| THE EXERCISE |
Your task is to print the material below exactly as presented.

| DATASET EXCERPTS |

========================================================================

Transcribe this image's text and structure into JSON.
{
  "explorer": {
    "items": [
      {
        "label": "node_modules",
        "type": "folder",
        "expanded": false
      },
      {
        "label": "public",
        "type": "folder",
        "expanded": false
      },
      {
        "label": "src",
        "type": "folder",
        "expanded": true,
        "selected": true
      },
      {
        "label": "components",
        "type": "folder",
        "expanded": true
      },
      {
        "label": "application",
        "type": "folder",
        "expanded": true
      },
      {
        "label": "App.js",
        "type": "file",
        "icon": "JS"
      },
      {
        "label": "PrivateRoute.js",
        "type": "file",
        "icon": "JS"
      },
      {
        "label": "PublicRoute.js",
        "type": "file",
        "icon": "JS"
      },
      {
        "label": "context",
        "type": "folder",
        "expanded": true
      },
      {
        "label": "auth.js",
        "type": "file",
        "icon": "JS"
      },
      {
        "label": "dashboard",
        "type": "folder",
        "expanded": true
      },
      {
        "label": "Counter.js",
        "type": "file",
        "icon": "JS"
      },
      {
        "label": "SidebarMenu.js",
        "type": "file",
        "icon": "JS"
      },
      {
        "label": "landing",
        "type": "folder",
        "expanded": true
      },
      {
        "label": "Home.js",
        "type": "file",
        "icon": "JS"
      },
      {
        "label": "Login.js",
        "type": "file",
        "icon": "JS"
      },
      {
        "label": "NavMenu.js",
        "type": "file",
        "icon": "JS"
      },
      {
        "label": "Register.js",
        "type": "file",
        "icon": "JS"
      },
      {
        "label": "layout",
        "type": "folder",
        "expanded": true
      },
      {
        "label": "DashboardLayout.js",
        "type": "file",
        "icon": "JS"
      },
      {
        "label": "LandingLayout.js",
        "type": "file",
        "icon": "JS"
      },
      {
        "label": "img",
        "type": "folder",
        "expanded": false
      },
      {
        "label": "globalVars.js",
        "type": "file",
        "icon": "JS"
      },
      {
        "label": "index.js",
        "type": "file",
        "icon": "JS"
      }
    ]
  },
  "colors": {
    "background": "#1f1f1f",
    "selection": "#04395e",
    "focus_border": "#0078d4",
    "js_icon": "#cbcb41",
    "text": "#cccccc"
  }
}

========================================================================

| EXERCISE RESULT |
Transcribe this image's text and structure into JSON.
{
  "explorer": {
    "items": [
      {
        "label": "node_modules",
        "type": "folder",
        "expanded": false
      },
      {
        "label": "public",
        "type": "folder",
        "expanded": false
      },
      {
        "label": "src",
        "type": "folder",
        "expanded": true,
        "selected": true
      },
      {
        "label": "components",
        "type": "folder",
        "expanded": true
      },
      {
        "label": "application",
        "type": "folder",
        "expanded": true
      },
      {
        "label": "App.js",
        "type": "file",
        "icon": "JS"
      },
      {
        "label": "PrivateRoute.js",
        "type": "file",
        "icon": "JS"
      },
      {
        "label": "PublicRoute.js",
        "type": "file",
        "icon": "JS"
      },
      {
        "label": "context",
        "type": "folder",
        "expanded": true
      },
      {
        "label": "auth.js",
        "type": "file",
        "icon": "JS"
      },
      {
        "label": "dashboard",
        "type": "folder",
        "expanded": true
      },
      {
        "label": "Counter.js",
        "type": "file",
        "icon": "JS"
      },
      {
        "label": "SidebarMenu.js",
        "type": "file",
        "icon": "JS"
      },
      {
        "label": "landing",
        "type": "folder",
        "expanded": true
      },
      {
        "label": "Home.js",
        "type": "file",
        "icon": "JS"
      },
      {
        "label": "Login.js",
        "type": "file",
        "icon": "JS"
      },
      {
        "label": "NavMenu.js",
        "type": "file",
        "icon": "JS"
      },
      {
        "label": "Register.js",
        "type": "file",
        "icon": "JS"
      },
      {
        "label": "layout",
        "type": "folder",
        "expanded": true
      },
      {
        "label": "DashboardLayout.js",
        "type": "file",
        "icon": "JS"
      },
      {
        "label": "LandingLayout.js",
        "type": "file",
        "icon": "JS"
      },
      {
        "label": "img",
        "type": "folder",
        "expanded": false
      },
      {
        "label": "globalVars.js",
        "type": "file",
        "icon": "JS"
      },
      {
        "label": "index.js",
        "type": "file",
        "icon": "JS"
      }
    ]
  },
  "colors": {
    "background": "#1f1f1f",
    "selection": "#04395e",
    "focus_border": "#0078d4",
    "js_icon": "#cbcb41",
    "text": "#cccccc"
  }
}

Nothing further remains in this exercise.